— start of MATERIAL SHOWN —
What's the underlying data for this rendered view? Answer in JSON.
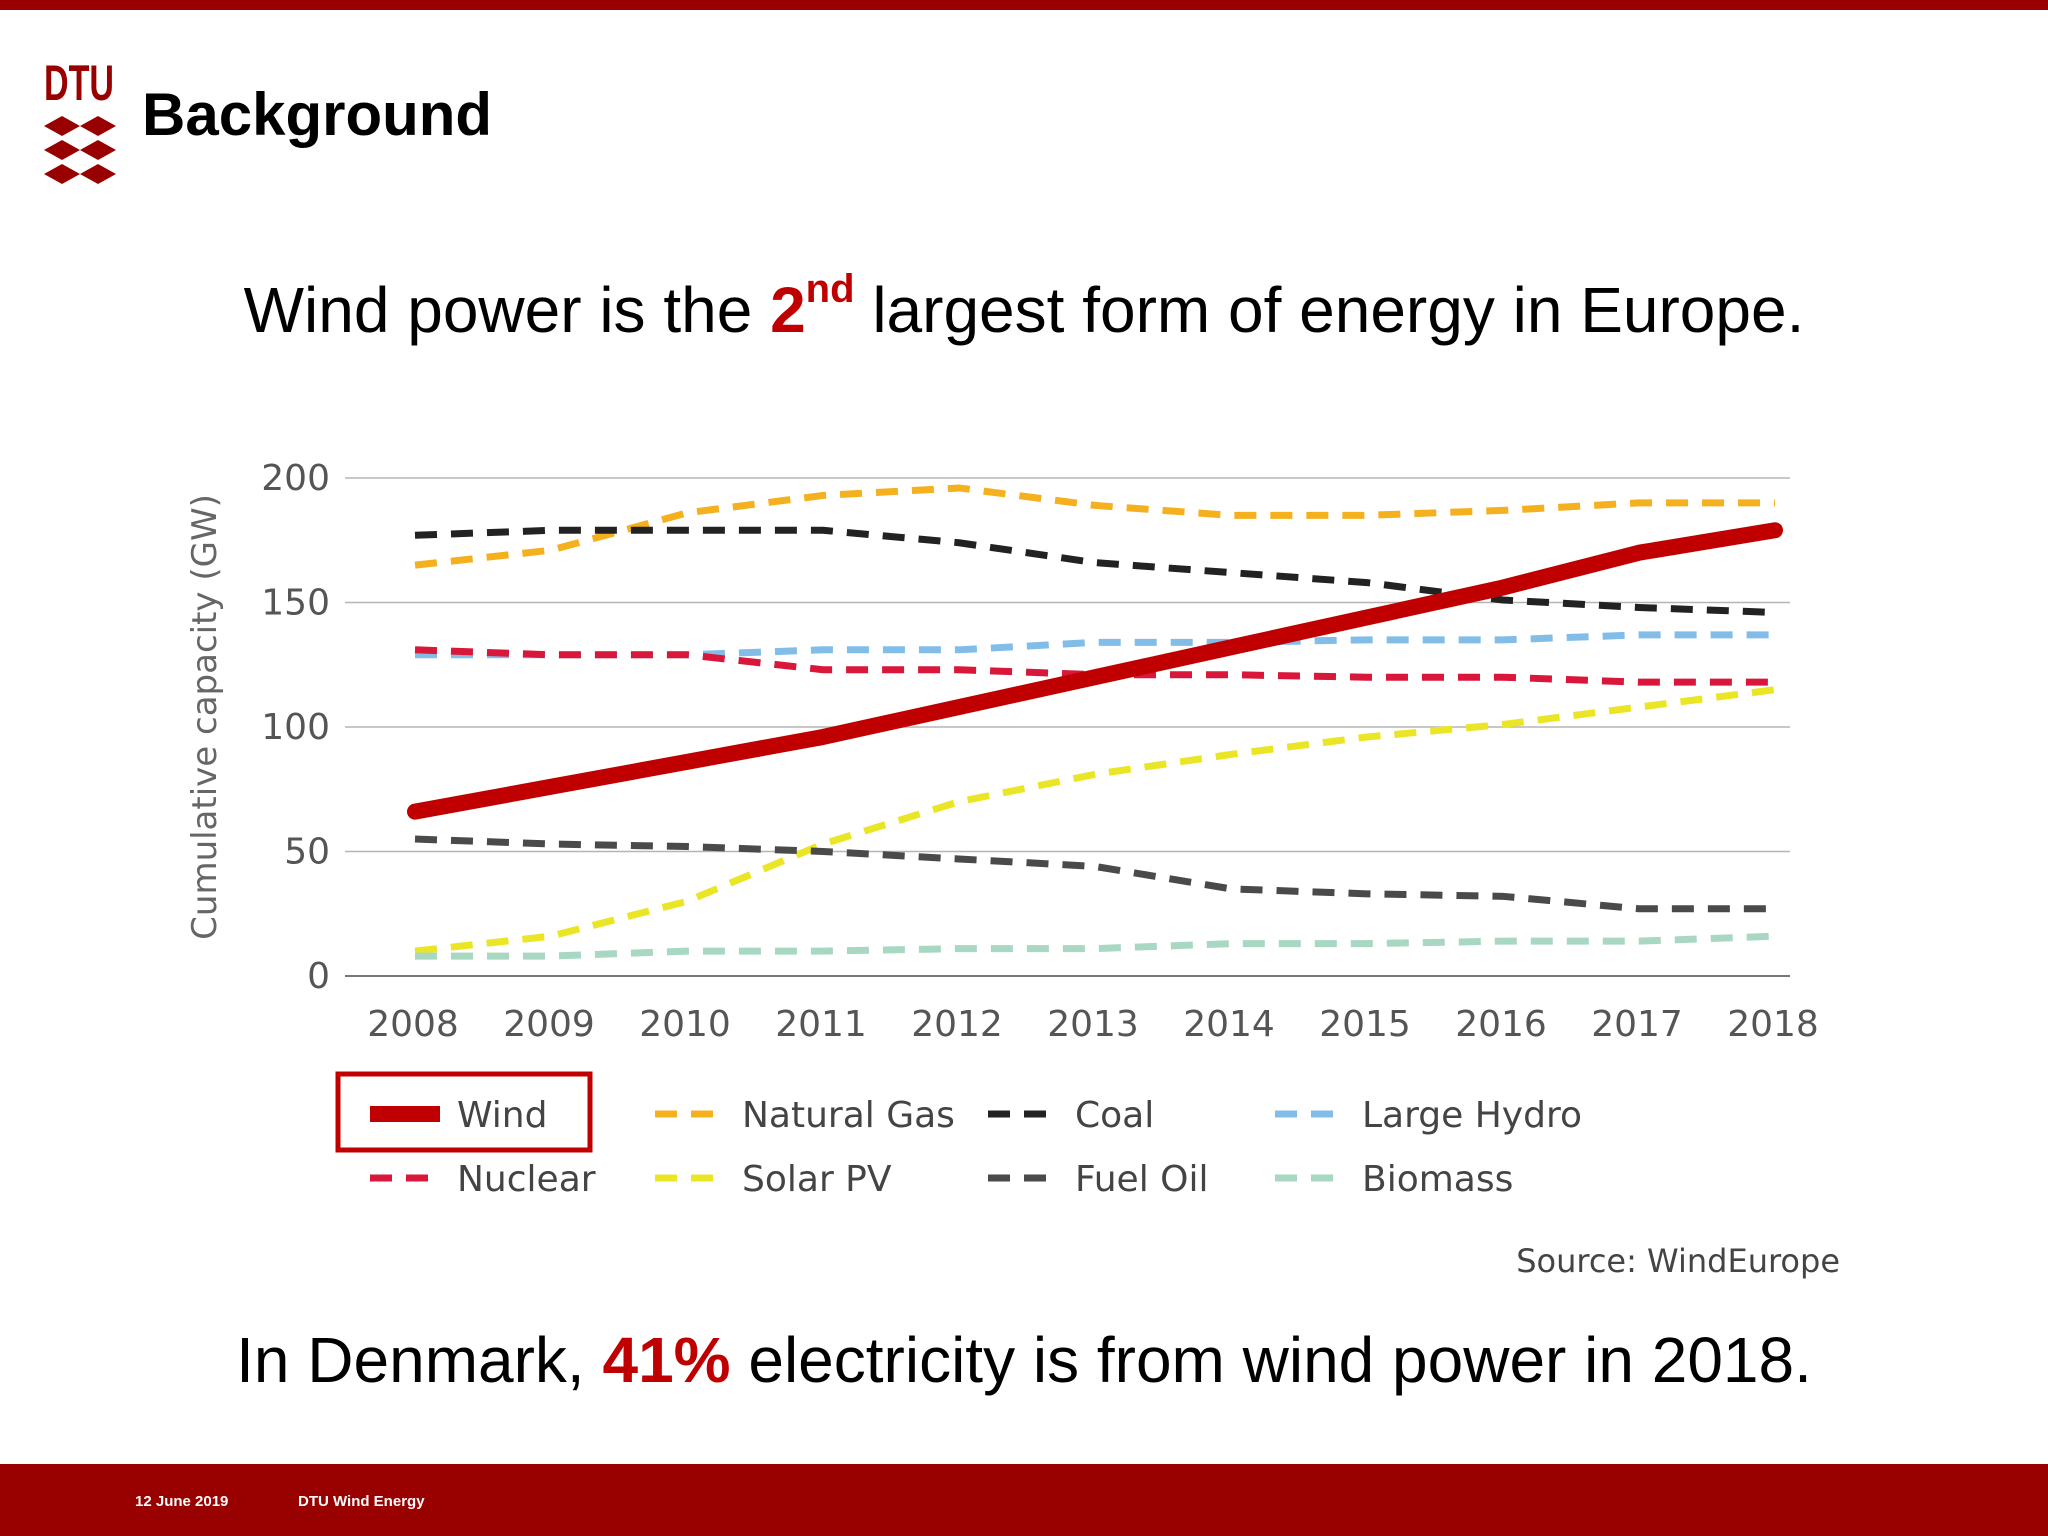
{
  "slide": {
    "logo_text": "DTU",
    "title": "Background",
    "headline_top": {
      "before": "Wind power is the ",
      "highlight": "2",
      "superscript": "nd",
      "after": " largest form of energy in Europe."
    },
    "headline_bottom": {
      "before": "In Denmark, ",
      "highlight": "41%",
      "after": " electricity is from wind power in 2018."
    },
    "footer": {
      "date": "12 June 2019",
      "department": "DTU Wind Energy"
    },
    "colors": {
      "brand": "#990000",
      "highlight": "#c00000"
    }
  },
  "chart_data": {
    "type": "line",
    "title": "",
    "xlabel": "",
    "ylabel": "Cumulative capacity (GW)",
    "ylim": [
      0,
      200
    ],
    "yticks": [
      0,
      50,
      100,
      150,
      200
    ],
    "grid": "horizontal",
    "legend_position": "bottom",
    "source": "Source: WindEurope",
    "x": [
      2008,
      2009,
      2010,
      2011,
      2012,
      2013,
      2014,
      2015,
      2016,
      2017,
      2018
    ],
    "series": [
      {
        "name": "Wind",
        "color": "#c00000",
        "style": "solid",
        "highlighted": true,
        "values": [
          66,
          76,
          86,
          96,
          108,
          120,
          132,
          144,
          156,
          170,
          179
        ]
      },
      {
        "name": "Natural Gas",
        "color": "#f5b01e",
        "style": "dashed",
        "values": [
          165,
          171,
          186,
          193,
          196,
          189,
          185,
          185,
          187,
          190,
          190
        ]
      },
      {
        "name": "Coal",
        "color": "#222222",
        "style": "dashed",
        "values": [
          177,
          179,
          179,
          179,
          174,
          166,
          162,
          158,
          151,
          148,
          146
        ]
      },
      {
        "name": "Large Hydro",
        "color": "#82bde8",
        "style": "dashed",
        "values": [
          129,
          129,
          129,
          131,
          131,
          134,
          134,
          135,
          135,
          137,
          137
        ]
      },
      {
        "name": "Nuclear",
        "color": "#d8173a",
        "style": "dashed",
        "values": [
          131,
          129,
          129,
          123,
          123,
          121,
          121,
          120,
          120,
          118,
          118
        ]
      },
      {
        "name": "Solar PV",
        "color": "#eae525",
        "style": "dashed",
        "values": [
          10,
          16,
          30,
          53,
          70,
          81,
          89,
          96,
          101,
          108,
          115
        ]
      },
      {
        "name": "Fuel Oil",
        "color": "#4a4a4a",
        "style": "dashed",
        "values": [
          55,
          53,
          52,
          50,
          47,
          44,
          35,
          33,
          32,
          27,
          27
        ]
      },
      {
        "name": "Biomass",
        "color": "#a8d7c2",
        "style": "dashed",
        "values": [
          8,
          8,
          10,
          10,
          11,
          11,
          13,
          13,
          14,
          14,
          16
        ]
      }
    ]
  }
}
— end of MATERIAL SHOWN —
--- WRITTEN PROBLEM ---
Give back the whole listing as it stands, minus its pictures.

--- WORKED SOLUTION ---
What's the underlying data for this rendered view? Answer in JSON.
{
  "slide": {
    "logo_text": "DTU",
    "title": "Background",
    "headline_top": {
      "before": "Wind power is the ",
      "highlight": "2",
      "superscript": "nd",
      "after": " largest form of energy in Europe."
    },
    "headline_bottom": {
      "before": "In Denmark, ",
      "highlight": "41%",
      "after": " electricity is from wind power in 2018."
    },
    "footer": {
      "date": "12 June 2019",
      "department": "DTU Wind Energy"
    },
    "colors": {
      "brand": "#990000",
      "highlight": "#c00000"
    }
  },
  "chart_data": {
    "type": "line",
    "title": "",
    "xlabel": "",
    "ylabel": "Cumulative capacity (GW)",
    "ylim": [
      0,
      200
    ],
    "yticks": [
      0,
      50,
      100,
      150,
      200
    ],
    "grid": "horizontal",
    "legend_position": "bottom",
    "source": "Source: WindEurope",
    "x": [
      2008,
      2009,
      2010,
      2011,
      2012,
      2013,
      2014,
      2015,
      2016,
      2017,
      2018
    ],
    "series": [
      {
        "name": "Wind",
        "color": "#c00000",
        "style": "solid",
        "highlighted": true,
        "values": [
          66,
          76,
          86,
          96,
          108,
          120,
          132,
          144,
          156,
          170,
          179
        ]
      },
      {
        "name": "Natural Gas",
        "color": "#f5b01e",
        "style": "dashed",
        "values": [
          165,
          171,
          186,
          193,
          196,
          189,
          185,
          185,
          187,
          190,
          190
        ]
      },
      {
        "name": "Coal",
        "color": "#222222",
        "style": "dashed",
        "values": [
          177,
          179,
          179,
          179,
          174,
          166,
          162,
          158,
          151,
          148,
          146
        ]
      },
      {
        "name": "Large Hydro",
        "color": "#82bde8",
        "style": "dashed",
        "values": [
          129,
          129,
          129,
          131,
          131,
          134,
          134,
          135,
          135,
          137,
          137
        ]
      },
      {
        "name": "Nuclear",
        "color": "#d8173a",
        "style": "dashed",
        "values": [
          131,
          129,
          129,
          123,
          123,
          121,
          121,
          120,
          120,
          118,
          118
        ]
      },
      {
        "name": "Solar PV",
        "color": "#eae525",
        "style": "dashed",
        "values": [
          10,
          16,
          30,
          53,
          70,
          81,
          89,
          96,
          101,
          108,
          115
        ]
      },
      {
        "name": "Fuel Oil",
        "color": "#4a4a4a",
        "style": "dashed",
        "values": [
          55,
          53,
          52,
          50,
          47,
          44,
          35,
          33,
          32,
          27,
          27
        ]
      },
      {
        "name": "Biomass",
        "color": "#a8d7c2",
        "style": "dashed",
        "values": [
          8,
          8,
          10,
          10,
          11,
          11,
          13,
          13,
          14,
          14,
          16
        ]
      }
    ]
  }
}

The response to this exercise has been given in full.